## Your instructions:
Return all lines from the listing below in which the string "wind" occurs.

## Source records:
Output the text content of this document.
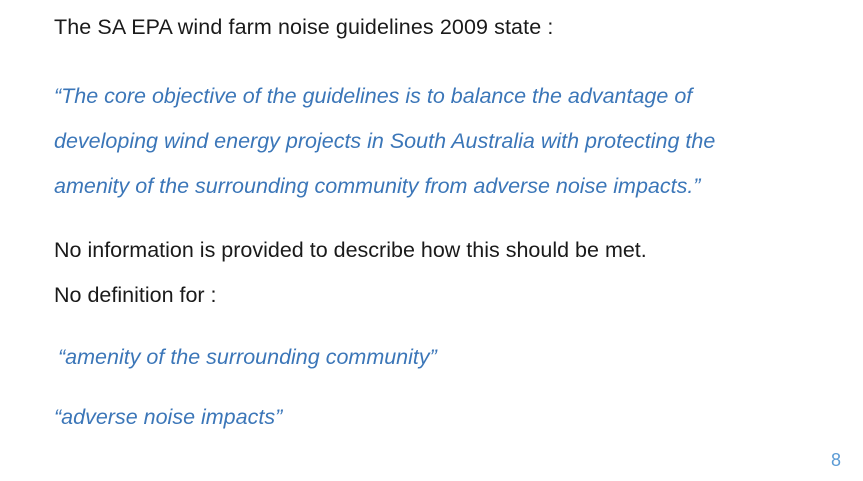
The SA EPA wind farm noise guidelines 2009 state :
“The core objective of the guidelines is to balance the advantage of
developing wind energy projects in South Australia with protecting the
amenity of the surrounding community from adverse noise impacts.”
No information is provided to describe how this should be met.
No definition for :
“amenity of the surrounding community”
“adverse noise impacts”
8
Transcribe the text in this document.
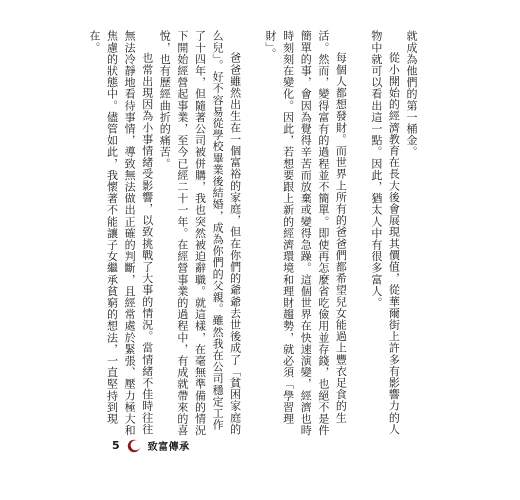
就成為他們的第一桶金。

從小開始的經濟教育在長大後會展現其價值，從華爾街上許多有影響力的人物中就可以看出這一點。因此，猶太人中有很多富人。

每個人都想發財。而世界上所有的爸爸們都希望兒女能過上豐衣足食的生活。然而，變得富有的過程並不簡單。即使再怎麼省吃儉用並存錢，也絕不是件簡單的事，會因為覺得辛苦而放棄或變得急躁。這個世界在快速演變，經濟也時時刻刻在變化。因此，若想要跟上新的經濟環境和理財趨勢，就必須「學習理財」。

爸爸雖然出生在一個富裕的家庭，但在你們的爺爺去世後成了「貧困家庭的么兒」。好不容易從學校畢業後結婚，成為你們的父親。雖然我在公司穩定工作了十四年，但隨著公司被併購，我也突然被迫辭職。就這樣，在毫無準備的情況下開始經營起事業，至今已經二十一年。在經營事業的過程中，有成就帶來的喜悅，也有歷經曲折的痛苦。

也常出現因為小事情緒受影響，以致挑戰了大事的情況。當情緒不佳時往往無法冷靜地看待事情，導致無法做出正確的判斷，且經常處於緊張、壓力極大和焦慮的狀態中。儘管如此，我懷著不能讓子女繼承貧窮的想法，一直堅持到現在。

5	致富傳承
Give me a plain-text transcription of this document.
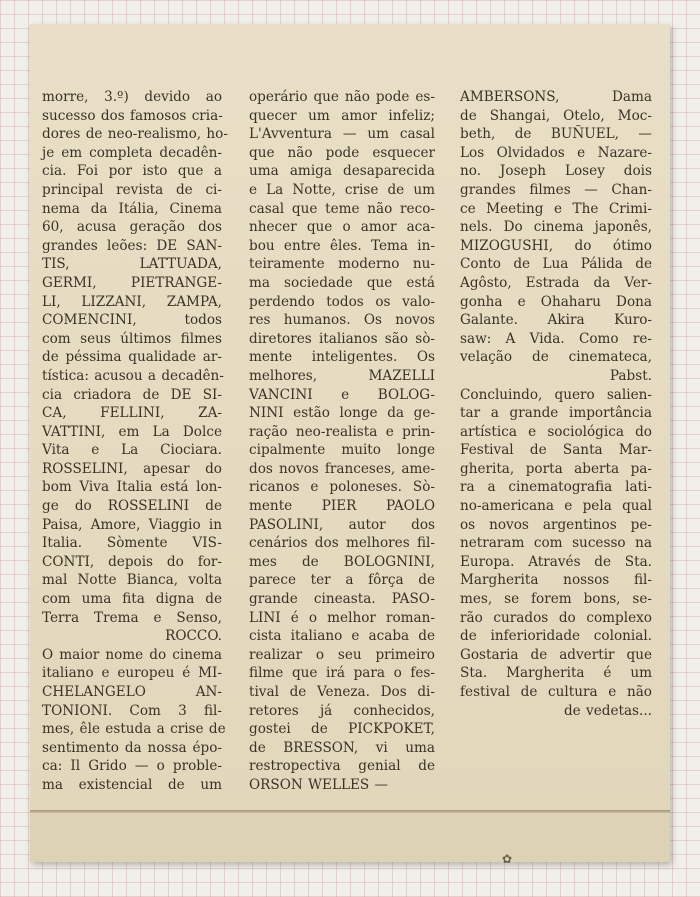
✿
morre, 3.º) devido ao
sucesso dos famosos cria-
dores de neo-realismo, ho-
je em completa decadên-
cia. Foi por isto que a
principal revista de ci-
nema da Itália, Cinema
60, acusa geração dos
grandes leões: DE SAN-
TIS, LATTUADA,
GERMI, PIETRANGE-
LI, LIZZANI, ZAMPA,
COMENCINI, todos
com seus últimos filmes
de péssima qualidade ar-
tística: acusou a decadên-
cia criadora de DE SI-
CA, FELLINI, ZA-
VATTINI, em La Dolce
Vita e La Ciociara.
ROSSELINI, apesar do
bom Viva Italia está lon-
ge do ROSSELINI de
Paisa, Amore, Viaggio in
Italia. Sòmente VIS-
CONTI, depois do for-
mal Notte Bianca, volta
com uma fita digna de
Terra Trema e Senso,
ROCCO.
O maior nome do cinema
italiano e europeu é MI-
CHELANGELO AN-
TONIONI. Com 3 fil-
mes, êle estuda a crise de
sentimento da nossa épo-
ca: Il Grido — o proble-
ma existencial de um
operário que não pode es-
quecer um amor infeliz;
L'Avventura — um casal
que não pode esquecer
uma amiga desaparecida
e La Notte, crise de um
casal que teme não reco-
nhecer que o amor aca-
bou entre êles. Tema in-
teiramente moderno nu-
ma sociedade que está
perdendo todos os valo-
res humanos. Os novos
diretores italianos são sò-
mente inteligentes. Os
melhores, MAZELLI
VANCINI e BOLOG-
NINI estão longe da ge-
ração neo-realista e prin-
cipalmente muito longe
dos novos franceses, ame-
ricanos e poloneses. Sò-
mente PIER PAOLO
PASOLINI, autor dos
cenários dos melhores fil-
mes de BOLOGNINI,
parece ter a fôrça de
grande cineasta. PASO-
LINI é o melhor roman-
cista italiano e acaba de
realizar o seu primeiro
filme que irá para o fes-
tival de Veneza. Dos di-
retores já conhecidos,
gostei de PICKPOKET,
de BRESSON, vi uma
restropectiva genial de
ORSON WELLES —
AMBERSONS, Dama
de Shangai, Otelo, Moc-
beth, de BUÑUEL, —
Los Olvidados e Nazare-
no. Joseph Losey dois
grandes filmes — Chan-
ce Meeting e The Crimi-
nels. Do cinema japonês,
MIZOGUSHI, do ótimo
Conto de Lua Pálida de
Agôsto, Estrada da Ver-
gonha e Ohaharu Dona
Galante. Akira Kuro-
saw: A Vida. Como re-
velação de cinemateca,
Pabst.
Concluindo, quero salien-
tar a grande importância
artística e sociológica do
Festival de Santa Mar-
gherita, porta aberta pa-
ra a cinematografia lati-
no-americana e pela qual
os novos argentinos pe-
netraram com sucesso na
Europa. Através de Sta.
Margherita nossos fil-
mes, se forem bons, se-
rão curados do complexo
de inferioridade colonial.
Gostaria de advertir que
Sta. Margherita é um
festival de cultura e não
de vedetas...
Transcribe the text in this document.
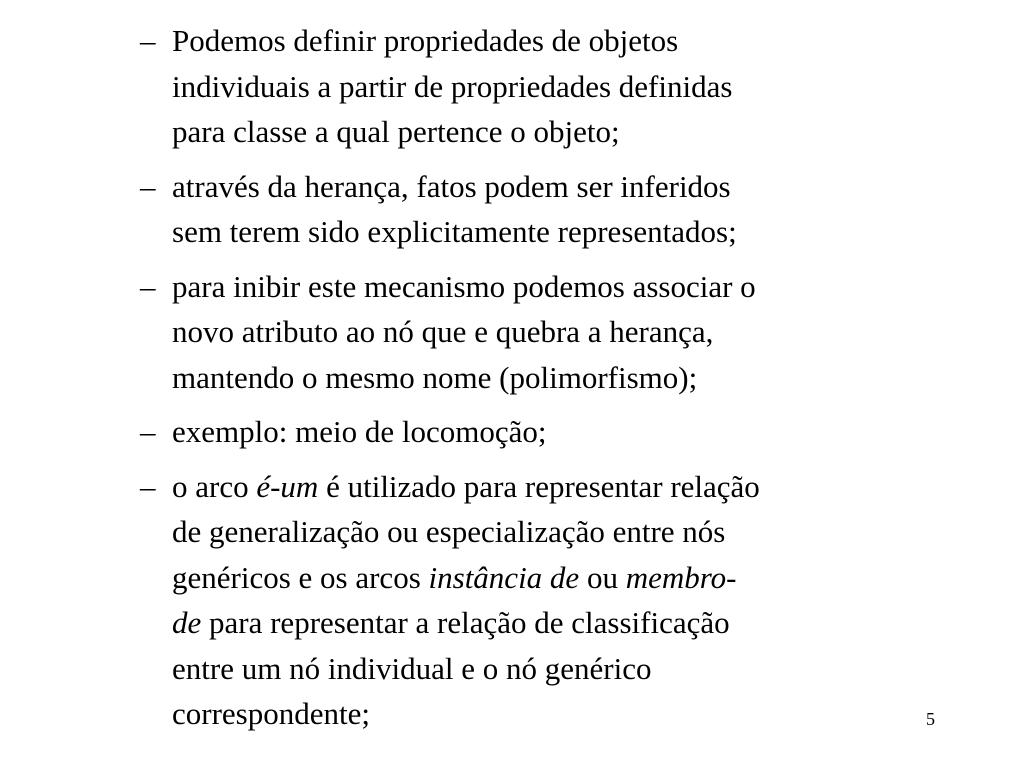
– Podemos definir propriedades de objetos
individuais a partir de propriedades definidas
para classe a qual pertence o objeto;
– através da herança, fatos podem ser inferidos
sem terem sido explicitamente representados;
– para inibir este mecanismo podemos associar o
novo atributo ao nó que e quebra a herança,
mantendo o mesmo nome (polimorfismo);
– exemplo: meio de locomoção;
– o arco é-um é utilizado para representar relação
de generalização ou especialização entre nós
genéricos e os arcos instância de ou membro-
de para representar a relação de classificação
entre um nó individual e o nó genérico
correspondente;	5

* * *

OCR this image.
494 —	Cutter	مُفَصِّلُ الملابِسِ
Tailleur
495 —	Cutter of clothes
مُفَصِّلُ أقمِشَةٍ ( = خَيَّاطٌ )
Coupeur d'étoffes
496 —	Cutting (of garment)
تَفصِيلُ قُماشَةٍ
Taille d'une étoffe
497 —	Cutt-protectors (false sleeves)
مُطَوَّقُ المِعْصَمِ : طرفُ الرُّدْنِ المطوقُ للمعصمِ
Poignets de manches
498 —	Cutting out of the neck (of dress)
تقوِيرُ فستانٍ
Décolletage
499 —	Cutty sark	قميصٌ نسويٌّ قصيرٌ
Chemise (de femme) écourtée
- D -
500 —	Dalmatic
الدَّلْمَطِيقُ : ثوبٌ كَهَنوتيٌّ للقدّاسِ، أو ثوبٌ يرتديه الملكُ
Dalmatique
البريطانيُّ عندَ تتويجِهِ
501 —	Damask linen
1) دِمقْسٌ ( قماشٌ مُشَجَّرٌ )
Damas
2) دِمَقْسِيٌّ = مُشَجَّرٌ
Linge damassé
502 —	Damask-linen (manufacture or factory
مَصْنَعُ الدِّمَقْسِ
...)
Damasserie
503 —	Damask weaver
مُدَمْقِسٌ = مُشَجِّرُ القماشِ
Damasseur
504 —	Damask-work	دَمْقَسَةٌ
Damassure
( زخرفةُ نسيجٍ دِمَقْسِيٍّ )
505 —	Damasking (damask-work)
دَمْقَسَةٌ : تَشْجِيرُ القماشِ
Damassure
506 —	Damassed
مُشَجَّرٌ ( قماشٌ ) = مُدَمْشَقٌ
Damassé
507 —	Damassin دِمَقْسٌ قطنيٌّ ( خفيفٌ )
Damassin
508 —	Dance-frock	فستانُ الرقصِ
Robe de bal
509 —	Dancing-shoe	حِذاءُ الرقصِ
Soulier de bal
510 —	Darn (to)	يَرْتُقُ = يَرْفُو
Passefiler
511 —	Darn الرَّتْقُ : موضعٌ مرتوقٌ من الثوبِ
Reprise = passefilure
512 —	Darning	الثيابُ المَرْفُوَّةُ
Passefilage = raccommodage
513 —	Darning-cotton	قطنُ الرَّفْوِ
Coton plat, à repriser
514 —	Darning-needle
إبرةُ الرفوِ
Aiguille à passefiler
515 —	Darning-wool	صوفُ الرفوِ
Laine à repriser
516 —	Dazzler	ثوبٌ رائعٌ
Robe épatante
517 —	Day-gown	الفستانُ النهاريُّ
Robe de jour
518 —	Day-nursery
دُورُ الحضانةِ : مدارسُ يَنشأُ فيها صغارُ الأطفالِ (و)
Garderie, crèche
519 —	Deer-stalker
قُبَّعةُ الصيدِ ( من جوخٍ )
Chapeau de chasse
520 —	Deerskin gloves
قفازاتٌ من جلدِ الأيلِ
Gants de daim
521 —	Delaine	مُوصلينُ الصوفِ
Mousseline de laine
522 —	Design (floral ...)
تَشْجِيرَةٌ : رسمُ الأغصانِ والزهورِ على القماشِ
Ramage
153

...

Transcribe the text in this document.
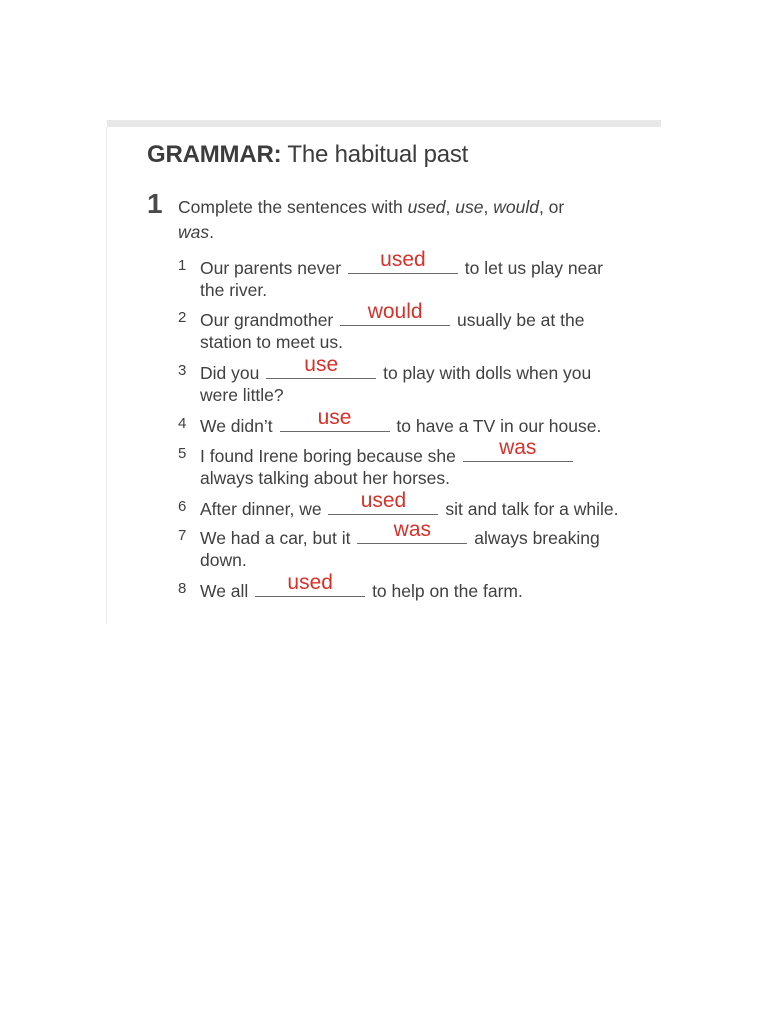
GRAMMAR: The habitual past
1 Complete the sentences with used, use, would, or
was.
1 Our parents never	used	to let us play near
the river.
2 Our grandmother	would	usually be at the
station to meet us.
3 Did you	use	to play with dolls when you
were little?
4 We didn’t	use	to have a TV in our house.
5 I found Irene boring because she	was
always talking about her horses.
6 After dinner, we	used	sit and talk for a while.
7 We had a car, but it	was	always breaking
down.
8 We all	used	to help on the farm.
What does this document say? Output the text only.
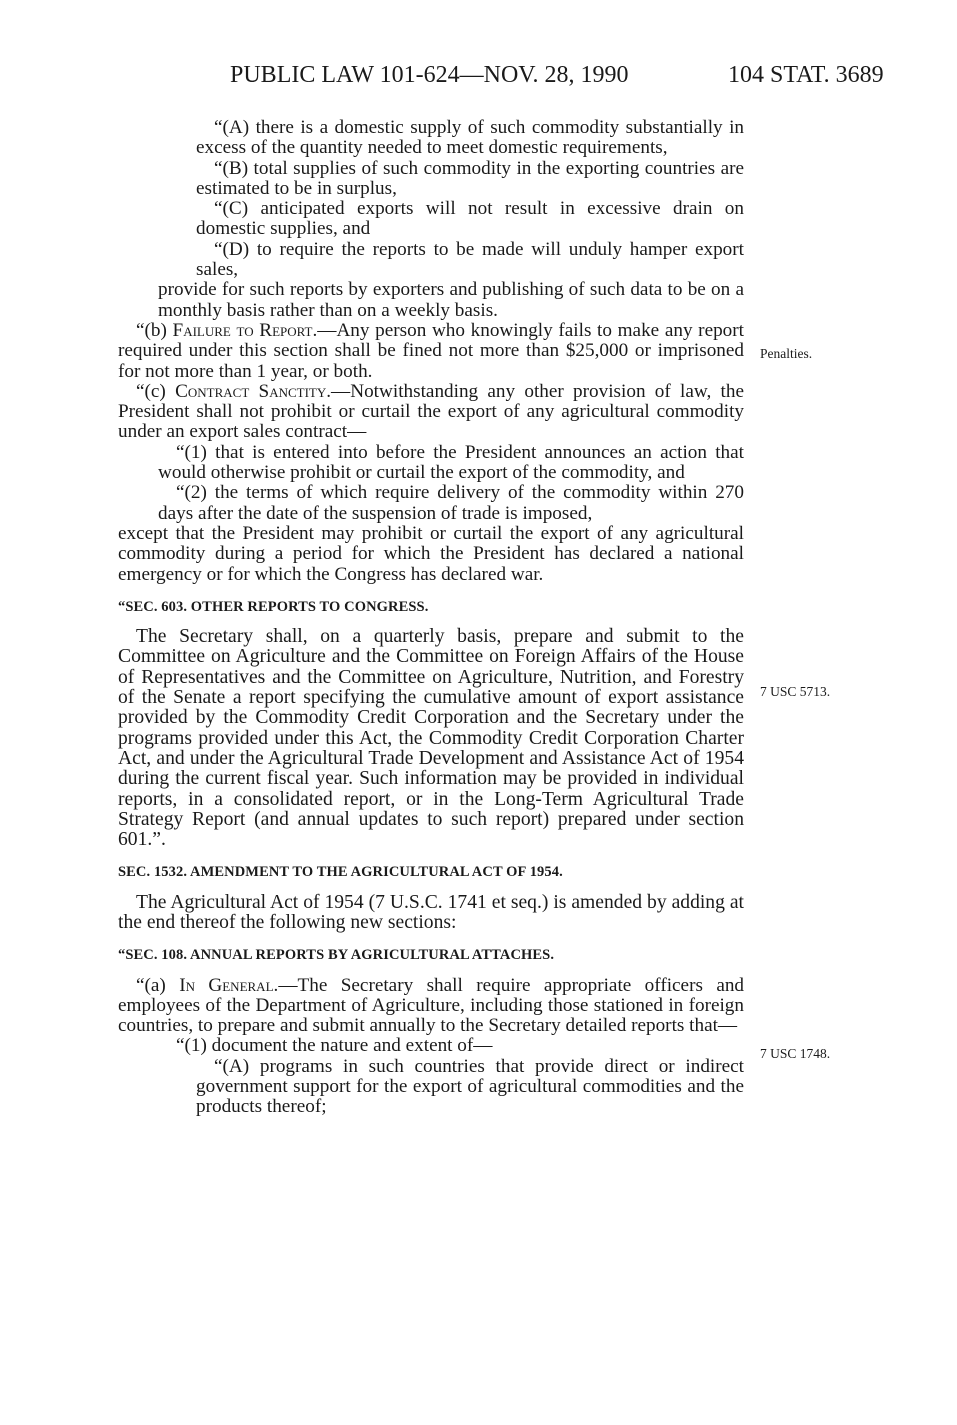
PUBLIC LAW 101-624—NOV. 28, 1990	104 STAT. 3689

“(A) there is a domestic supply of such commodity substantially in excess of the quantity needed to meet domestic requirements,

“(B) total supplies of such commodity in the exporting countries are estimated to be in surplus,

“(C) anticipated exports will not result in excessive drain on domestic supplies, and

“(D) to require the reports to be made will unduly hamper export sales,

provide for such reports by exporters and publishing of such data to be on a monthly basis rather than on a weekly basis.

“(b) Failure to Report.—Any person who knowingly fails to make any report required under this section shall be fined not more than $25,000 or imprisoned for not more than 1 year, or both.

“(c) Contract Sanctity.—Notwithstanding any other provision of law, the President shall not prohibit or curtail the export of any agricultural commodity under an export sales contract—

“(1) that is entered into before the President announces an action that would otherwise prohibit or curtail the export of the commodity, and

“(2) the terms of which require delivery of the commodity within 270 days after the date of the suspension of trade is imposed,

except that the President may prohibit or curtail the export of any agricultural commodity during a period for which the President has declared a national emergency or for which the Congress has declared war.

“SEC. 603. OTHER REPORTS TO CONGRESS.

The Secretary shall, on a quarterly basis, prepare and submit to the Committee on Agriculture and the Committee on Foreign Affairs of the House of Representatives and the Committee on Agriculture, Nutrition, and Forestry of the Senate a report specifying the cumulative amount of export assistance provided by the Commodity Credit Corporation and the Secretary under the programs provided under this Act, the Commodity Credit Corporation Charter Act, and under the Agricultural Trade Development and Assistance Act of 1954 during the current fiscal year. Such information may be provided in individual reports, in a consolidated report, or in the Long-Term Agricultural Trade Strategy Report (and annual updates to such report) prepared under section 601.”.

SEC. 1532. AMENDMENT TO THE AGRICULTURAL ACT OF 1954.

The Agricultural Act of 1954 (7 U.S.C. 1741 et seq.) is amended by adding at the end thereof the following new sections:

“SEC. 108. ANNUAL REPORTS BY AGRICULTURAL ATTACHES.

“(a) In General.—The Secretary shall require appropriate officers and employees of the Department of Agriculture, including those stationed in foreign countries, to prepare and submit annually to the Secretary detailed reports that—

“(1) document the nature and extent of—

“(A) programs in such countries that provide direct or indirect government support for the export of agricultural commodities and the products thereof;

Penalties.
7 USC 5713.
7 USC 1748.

## Solution to this exercise:
The SA EPA wind farm noise guidelines 2009 state :
developing wind energy projects in South Australia with protecting the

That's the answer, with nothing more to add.